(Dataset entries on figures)
━━━━━━━━
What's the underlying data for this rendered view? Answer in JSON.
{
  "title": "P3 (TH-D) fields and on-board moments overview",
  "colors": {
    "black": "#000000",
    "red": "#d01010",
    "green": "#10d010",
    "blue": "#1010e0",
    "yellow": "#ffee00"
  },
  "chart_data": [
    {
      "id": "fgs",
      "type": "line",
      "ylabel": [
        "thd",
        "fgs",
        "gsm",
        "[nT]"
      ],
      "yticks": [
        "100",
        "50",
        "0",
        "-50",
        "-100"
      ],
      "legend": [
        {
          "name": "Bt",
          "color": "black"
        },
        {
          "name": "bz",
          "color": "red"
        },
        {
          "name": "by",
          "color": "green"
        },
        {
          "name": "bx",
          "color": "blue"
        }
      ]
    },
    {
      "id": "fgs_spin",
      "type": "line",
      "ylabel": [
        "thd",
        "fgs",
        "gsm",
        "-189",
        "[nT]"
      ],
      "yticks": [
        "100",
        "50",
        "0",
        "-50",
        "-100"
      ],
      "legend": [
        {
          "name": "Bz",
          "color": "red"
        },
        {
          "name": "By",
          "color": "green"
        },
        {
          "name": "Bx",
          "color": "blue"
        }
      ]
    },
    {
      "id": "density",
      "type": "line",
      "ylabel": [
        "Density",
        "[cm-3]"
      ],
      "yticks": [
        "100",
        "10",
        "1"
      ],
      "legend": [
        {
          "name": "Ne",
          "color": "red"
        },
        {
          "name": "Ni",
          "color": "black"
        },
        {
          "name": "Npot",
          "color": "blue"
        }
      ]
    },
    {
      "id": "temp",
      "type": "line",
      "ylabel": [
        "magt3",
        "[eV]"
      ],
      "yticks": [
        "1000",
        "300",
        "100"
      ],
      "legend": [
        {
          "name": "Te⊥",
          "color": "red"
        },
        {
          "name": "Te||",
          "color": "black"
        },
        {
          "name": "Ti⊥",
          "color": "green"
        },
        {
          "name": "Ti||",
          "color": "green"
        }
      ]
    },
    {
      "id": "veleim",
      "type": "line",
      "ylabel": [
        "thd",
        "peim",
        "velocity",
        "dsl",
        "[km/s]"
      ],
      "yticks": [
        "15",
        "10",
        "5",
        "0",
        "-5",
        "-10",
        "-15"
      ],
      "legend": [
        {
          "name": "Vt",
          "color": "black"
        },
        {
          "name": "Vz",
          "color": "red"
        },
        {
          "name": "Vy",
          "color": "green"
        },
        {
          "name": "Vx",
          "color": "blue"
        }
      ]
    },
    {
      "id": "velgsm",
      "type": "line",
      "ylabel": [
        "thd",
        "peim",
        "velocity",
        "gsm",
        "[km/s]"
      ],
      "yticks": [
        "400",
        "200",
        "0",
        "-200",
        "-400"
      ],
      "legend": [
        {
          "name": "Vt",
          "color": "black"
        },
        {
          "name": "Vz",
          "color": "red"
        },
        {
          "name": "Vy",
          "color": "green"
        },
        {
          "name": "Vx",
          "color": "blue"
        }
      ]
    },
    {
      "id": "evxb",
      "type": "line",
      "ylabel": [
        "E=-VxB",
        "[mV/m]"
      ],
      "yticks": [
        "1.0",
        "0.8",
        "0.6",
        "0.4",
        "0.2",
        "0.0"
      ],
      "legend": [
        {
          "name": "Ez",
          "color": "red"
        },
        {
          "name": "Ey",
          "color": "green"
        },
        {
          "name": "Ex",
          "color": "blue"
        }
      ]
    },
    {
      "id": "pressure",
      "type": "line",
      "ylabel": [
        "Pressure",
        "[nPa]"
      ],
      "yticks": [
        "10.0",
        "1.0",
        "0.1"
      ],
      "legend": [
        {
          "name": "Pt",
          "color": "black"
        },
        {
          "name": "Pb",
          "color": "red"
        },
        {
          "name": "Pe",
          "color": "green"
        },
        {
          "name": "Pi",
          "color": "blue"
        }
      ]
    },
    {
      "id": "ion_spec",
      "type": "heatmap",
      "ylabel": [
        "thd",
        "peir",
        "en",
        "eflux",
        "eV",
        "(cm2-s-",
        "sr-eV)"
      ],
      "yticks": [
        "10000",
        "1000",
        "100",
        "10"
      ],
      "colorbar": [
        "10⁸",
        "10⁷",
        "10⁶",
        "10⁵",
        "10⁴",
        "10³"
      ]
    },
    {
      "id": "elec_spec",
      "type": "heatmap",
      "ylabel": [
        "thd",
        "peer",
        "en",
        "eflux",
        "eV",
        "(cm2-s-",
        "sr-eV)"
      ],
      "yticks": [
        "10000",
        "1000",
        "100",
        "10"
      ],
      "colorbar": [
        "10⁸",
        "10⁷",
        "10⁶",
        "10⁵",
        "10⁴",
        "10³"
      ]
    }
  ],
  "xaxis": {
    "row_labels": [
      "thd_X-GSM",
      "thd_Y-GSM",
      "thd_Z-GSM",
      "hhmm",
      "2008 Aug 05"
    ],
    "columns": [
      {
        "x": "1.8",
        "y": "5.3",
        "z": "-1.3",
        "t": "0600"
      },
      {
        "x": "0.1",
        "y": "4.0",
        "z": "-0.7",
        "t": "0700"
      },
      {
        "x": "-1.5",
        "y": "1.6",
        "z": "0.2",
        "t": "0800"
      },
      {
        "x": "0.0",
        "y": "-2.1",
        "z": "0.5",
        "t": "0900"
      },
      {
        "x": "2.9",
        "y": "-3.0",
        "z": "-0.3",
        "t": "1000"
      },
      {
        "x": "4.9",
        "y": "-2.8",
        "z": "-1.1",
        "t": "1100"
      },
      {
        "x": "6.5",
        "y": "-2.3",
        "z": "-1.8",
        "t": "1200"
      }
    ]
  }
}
━━━━━━━━
> **Exercise goal**
Return all the data exactly as given.

> **In response**
What's the underlying data for this rendered view? Answer in JSON.
{
  "title": "P3 (TH-D) fields and on-board moments overview",
  "colors": {
    "black": "#000000",
    "red": "#d01010",
    "green": "#10d010",
    "blue": "#1010e0",
    "yellow": "#ffee00"
  },
  "chart_data": [
    {
      "id": "fgs",
      "type": "line",
      "ylabel": [
        "thd",
        "fgs",
        "gsm",
        "[nT]"
      ],
      "yticks": [
        "100",
        "50",
        "0",
        "-50",
        "-100"
      ],
      "legend": [
        {
          "name": "Bt",
          "color": "black"
        },
        {
          "name": "bz",
          "color": "red"
        },
        {
          "name": "by",
          "color": "green"
        },
        {
          "name": "bx",
          "color": "blue"
        }
      ]
    },
    {
      "id": "fgs_spin",
      "type": "line",
      "ylabel": [
        "thd",
        "fgs",
        "gsm",
        "-189",
        "[nT]"
      ],
      "yticks": [
        "100",
        "50",
        "0",
        "-50",
        "-100"
      ],
      "legend": [
        {
          "name": "Bz",
          "color": "red"
        },
        {
          "name": "By",
          "color": "green"
        },
        {
          "name": "Bx",
          "color": "blue"
        }
      ]
    },
    {
      "id": "density",
      "type": "line",
      "ylabel": [
        "Density",
        "[cm-3]"
      ],
      "yticks": [
        "100",
        "10",
        "1"
      ],
      "legend": [
        {
          "name": "Ne",
          "color": "red"
        },
        {
          "name": "Ni",
          "color": "black"
        },
        {
          "name": "Npot",
          "color": "blue"
        }
      ]
    },
    {
      "id": "temp",
      "type": "line",
      "ylabel": [
        "magt3",
        "[eV]"
      ],
      "yticks": [
        "1000",
        "300",
        "100"
      ],
      "legend": [
        {
          "name": "Te⊥",
          "color": "red"
        },
        {
          "name": "Te||",
          "color": "black"
        },
        {
          "name": "Ti⊥",
          "color": "green"
        },
        {
          "name": "Ti||",
          "color": "green"
        }
      ]
    },
    {
      "id": "veleim",
      "type": "line",
      "ylabel": [
        "thd",
        "peim",
        "velocity",
        "dsl",
        "[km/s]"
      ],
      "yticks": [
        "15",
        "10",
        "5",
        "0",
        "-5",
        "-10",
        "-15"
      ],
      "legend": [
        {
          "name": "Vt",
          "color": "black"
        },
        {
          "name": "Vz",
          "color": "red"
        },
        {
          "name": "Vy",
          "color": "green"
        },
        {
          "name": "Vx",
          "color": "blue"
        }
      ]
    },
    {
      "id": "velgsm",
      "type": "line",
      "ylabel": [
        "thd",
        "peim",
        "velocity",
        "gsm",
        "[km/s]"
      ],
      "yticks": [
        "400",
        "200",
        "0",
        "-200",
        "-400"
      ],
      "legend": [
        {
          "name": "Vt",
          "color": "black"
        },
        {
          "name": "Vz",
          "color": "red"
        },
        {
          "name": "Vy",
          "color": "green"
        },
        {
          "name": "Vx",
          "color": "blue"
        }
      ]
    },
    {
      "id": "evxb",
      "type": "line",
      "ylabel": [
        "E=-VxB",
        "[mV/m]"
      ],
      "yticks": [
        "1.0",
        "0.8",
        "0.6",
        "0.4",
        "0.2",
        "0.0"
      ],
      "legend": [
        {
          "name": "Ez",
          "color": "red"
        },
        {
          "name": "Ey",
          "color": "green"
        },
        {
          "name": "Ex",
          "color": "blue"
        }
      ]
    },
    {
      "id": "pressure",
      "type": "line",
      "ylabel": [
        "Pressure",
        "[nPa]"
      ],
      "yticks": [
        "10.0",
        "1.0",
        "0.1"
      ],
      "legend": [
        {
          "name": "Pt",
          "color": "black"
        },
        {
          "name": "Pb",
          "color": "red"
        },
        {
          "name": "Pe",
          "color": "green"
        },
        {
          "name": "Pi",
          "color": "blue"
        }
      ]
    },
    {
      "id": "ion_spec",
      "type": "heatmap",
      "ylabel": [
        "thd",
        "peir",
        "en",
        "eflux",
        "eV",
        "(cm2-s-",
        "sr-eV)"
      ],
      "yticks": [
        "10000",
        "1000",
        "100",
        "10"
      ],
      "colorbar": [
        "10⁸",
        "10⁷",
        "10⁶",
        "10⁵",
        "10⁴",
        "10³"
      ]
    },
    {
      "id": "elec_spec",
      "type": "heatmap",
      "ylabel": [
        "thd",
        "peer",
        "en",
        "eflux",
        "eV",
        "(cm2-s-",
        "sr-eV)"
      ],
      "yticks": [
        "10000",
        "1000",
        "100",
        "10"
      ],
      "colorbar": [
        "10⁸",
        "10⁷",
        "10⁶",
        "10⁵",
        "10⁴",
        "10³"
      ]
    }
  ],
  "xaxis": {
    "row_labels": [
      "thd_X-GSM",
      "thd_Y-GSM",
      "thd_Z-GSM",
      "hhmm",
      "2008 Aug 05"
    ],
    "columns": [
      {
        "x": "1.8",
        "y": "5.3",
        "z": "-1.3",
        "t": "0600"
      },
      {
        "x": "0.1",
        "y": "4.0",
        "z": "-0.7",
        "t": "0700"
      },
      {
        "x": "-1.5",
        "y": "1.6",
        "z": "0.2",
        "t": "0800"
      },
      {
        "x": "0.0",
        "y": "-2.1",
        "z": "0.5",
        "t": "0900"
      },
      {
        "x": "2.9",
        "y": "-3.0",
        "z": "-0.3",
        "t": "1000"
      },
      {
        "x": "4.9",
        "y": "-2.8",
        "z": "-1.1",
        "t": "1100"
      },
      {
        "x": "6.5",
        "y": "-2.3",
        "z": "-1.8",
        "t": "1200"
      }
    ]
  }
}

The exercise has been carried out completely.